---------- Source material

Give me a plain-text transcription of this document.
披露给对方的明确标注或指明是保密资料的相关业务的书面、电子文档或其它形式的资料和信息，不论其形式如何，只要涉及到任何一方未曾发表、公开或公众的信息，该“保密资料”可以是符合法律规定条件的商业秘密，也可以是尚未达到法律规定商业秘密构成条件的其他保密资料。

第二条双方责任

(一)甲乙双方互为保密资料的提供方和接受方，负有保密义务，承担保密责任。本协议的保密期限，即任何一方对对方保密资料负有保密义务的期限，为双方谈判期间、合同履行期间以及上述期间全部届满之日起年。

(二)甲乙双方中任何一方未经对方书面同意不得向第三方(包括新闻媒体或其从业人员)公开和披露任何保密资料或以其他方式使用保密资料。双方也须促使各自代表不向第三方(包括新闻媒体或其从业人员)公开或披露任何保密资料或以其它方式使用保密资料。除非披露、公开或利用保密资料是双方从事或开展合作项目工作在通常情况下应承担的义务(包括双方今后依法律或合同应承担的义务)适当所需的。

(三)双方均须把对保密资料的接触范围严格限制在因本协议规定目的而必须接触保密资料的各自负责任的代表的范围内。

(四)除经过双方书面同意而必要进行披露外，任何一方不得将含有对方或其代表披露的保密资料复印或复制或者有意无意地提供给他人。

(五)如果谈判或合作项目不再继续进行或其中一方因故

--------------------

Your objective.
Write out every record shown above, word for word.

The answer.
Give me a plain-text transcription of this document.
披露给对方的明确标注或指明是保密资料的相关业务的书面、电子文档或其它形式的资料和信息，不论其形式如何，只要涉及到任何一方未曾发表、公开或公众的信息，该“保密资料”可以是符合法律规定条件的商业秘密，也可以是尚未达到法律规定商业秘密构成条件的其他保密资料。

第二条双方责任

(一)甲乙双方互为保密资料的提供方和接受方，负有保密义务，承担保密责任。本协议的保密期限，即任何一方对对方保密资料负有保密义务的期限，为双方谈判期间、合同履行期间以及上述期间全部届满之日起年。

(二)甲乙双方中任何一方未经对方书面同意不得向第三方(包括新闻媒体或其从业人员)公开和披露任何保密资料或以其他方式使用保密资料。双方也须促使各自代表不向第三方(包括新闻媒体或其从业人员)公开或披露任何保密资料或以其它方式使用保密资料。除非披露、公开或利用保密资料是双方从事或开展合作项目工作在通常情况下应承担的义务(包括双方今后依法律或合同应承担的义务)适当所需的。

(三)双方均须把对保密资料的接触范围严格限制在因本协议规定目的而必须接触保密资料的各自负责任的代表的范围内。

(四)除经过双方书面同意而必要进行披露外，任何一方不得将含有对方或其代表披露的保密资料复印或复制或者有意无意地提供给他人。

(五)如果谈判或合作项目不再继续进行或其中一方因故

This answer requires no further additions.